> _What to produce_: Look for the string "text" and copy every line that has it.

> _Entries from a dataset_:
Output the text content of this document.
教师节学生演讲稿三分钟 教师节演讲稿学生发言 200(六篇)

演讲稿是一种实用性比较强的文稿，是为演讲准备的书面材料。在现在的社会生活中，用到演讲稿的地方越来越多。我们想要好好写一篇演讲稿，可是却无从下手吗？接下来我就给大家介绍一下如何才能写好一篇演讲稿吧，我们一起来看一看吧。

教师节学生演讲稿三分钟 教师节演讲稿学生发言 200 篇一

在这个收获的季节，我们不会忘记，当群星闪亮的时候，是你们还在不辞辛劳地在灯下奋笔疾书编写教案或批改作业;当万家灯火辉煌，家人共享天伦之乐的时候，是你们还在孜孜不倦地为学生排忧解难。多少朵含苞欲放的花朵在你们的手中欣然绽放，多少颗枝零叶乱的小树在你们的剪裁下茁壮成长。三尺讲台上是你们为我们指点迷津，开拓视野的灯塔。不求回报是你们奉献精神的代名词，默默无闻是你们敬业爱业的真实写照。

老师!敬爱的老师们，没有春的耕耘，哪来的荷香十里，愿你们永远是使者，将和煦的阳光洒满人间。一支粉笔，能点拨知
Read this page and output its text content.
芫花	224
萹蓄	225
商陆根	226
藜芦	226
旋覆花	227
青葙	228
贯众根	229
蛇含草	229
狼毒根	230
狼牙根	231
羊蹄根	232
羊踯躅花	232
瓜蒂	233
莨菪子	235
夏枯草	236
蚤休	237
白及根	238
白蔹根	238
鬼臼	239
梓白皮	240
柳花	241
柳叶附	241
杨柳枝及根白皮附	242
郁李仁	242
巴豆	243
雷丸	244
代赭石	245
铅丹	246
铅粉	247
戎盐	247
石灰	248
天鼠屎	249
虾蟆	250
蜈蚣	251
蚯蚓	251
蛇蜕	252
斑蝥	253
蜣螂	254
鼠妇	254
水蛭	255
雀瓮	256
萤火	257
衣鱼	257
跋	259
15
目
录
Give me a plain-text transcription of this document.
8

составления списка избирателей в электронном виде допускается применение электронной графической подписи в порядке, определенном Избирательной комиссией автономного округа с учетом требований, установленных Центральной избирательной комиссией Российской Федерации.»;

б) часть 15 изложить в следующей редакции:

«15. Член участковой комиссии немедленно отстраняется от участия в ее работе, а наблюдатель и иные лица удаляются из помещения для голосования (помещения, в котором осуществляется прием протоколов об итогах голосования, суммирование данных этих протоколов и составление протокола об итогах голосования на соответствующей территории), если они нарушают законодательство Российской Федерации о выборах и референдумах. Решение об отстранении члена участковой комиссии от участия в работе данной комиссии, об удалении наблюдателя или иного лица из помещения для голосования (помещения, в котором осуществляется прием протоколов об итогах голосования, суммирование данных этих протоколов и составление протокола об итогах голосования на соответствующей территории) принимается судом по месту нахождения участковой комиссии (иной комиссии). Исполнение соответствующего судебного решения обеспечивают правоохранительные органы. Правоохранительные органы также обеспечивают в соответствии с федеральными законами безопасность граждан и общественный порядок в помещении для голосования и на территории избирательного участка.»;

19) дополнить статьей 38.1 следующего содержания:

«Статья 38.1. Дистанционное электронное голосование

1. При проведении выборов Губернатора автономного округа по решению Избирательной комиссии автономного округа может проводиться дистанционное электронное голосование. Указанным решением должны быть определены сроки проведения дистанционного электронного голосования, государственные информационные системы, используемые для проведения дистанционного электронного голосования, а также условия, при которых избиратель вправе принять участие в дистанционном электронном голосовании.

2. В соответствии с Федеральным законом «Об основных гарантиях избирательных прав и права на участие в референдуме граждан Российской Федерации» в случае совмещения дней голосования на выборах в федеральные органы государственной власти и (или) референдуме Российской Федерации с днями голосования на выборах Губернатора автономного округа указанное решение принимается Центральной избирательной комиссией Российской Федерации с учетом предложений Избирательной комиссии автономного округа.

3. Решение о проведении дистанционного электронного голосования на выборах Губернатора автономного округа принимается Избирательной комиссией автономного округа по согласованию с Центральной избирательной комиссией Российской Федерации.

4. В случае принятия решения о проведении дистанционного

> _Worked solution_:
Output the text content of this document.
Read this page and output its text content.
Give me a plain-text transcription of this document.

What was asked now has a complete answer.